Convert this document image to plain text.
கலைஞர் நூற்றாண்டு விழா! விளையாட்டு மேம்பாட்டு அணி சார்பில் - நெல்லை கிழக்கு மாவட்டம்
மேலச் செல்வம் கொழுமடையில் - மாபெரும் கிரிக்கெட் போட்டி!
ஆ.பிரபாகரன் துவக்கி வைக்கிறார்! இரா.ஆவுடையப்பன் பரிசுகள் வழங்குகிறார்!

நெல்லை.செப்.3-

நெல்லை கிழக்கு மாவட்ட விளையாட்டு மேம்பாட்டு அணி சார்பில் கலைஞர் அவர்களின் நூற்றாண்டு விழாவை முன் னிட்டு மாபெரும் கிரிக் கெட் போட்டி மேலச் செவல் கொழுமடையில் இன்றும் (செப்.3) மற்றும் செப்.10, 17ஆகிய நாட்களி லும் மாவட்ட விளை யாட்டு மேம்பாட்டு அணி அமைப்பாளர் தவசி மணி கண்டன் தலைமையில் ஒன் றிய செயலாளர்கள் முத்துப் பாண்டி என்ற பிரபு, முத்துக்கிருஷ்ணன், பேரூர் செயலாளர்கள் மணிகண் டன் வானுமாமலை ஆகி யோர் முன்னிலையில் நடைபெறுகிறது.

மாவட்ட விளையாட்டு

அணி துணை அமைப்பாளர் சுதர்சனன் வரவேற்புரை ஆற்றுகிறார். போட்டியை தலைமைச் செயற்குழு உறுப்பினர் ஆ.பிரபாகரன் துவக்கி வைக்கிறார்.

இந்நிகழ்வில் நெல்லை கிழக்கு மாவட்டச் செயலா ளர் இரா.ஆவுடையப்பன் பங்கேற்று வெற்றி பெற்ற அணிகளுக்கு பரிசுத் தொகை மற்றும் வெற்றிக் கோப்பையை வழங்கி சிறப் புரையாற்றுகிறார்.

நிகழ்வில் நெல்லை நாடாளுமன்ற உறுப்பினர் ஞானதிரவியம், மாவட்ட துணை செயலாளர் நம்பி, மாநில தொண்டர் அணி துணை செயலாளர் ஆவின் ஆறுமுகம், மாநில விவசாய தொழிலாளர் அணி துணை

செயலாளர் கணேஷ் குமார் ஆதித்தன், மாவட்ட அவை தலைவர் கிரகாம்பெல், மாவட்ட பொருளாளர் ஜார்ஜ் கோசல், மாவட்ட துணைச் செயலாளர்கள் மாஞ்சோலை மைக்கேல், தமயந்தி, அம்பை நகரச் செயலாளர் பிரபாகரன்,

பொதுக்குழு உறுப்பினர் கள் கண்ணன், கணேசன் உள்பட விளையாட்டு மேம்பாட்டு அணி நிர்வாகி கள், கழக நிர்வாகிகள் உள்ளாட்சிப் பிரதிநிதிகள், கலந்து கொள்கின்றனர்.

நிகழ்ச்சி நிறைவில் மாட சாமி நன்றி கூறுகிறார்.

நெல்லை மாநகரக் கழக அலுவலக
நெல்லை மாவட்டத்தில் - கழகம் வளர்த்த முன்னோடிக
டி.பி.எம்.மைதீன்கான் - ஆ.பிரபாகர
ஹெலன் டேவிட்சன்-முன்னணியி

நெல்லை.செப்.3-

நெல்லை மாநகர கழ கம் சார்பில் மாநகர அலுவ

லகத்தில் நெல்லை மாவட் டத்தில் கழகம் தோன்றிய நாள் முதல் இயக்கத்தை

* * *

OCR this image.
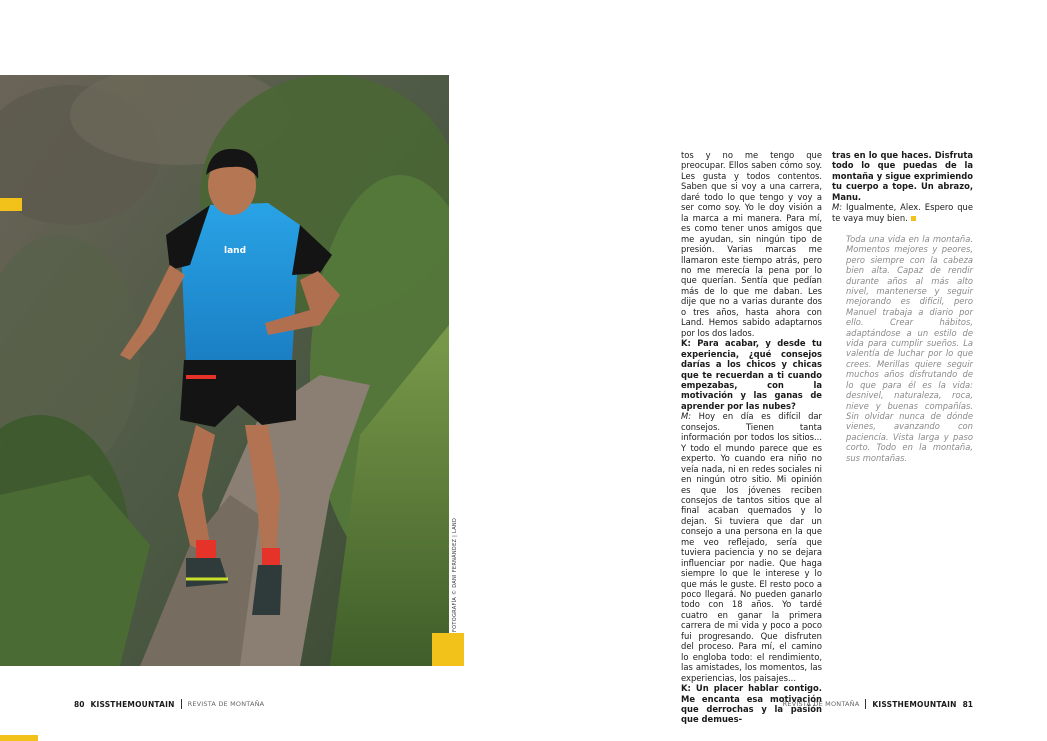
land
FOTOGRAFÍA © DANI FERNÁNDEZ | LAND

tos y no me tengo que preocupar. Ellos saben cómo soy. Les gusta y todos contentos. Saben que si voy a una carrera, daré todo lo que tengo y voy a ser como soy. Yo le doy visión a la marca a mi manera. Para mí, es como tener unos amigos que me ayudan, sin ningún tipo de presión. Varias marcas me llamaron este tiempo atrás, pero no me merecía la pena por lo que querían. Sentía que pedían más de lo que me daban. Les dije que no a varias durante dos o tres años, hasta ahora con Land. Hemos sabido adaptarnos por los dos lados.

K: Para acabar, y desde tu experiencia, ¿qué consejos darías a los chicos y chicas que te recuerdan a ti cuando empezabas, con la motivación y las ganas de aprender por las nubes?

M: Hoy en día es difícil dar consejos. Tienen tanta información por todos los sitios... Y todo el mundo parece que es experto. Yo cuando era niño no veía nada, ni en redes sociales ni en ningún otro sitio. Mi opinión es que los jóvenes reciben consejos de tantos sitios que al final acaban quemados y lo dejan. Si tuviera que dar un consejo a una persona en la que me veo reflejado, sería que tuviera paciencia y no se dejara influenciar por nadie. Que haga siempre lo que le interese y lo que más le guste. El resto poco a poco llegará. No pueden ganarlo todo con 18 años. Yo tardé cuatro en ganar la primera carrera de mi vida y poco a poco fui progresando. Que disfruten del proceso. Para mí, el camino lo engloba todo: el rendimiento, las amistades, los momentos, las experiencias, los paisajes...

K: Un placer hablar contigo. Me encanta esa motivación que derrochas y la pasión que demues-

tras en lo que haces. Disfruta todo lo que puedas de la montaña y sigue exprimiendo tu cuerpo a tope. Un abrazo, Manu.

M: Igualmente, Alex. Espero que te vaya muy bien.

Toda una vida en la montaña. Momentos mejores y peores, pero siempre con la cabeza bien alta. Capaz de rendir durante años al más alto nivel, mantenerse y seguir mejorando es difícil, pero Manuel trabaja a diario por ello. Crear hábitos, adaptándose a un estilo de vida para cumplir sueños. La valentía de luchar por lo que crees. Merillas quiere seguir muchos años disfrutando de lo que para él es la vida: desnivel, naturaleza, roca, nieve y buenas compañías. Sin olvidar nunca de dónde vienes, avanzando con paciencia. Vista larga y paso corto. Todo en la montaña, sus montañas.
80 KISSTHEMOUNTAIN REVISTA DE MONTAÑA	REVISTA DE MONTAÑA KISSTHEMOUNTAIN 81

» **SHORT PROBLEM**
Gather up every line from the listing above in which the word "motivación" occurs.

» **OUTPUT OF THE TASK**
K: Para acabar, y desde tu experiencia, ¿qué consejos darías a los chicos y chicas que te recuerdan a ti cuando empezabas, con la motivación y las ganas de aprender por las nubes?
K: Un placer hablar contigo. Me encanta esa motivación que derrochas y la pasión que demues-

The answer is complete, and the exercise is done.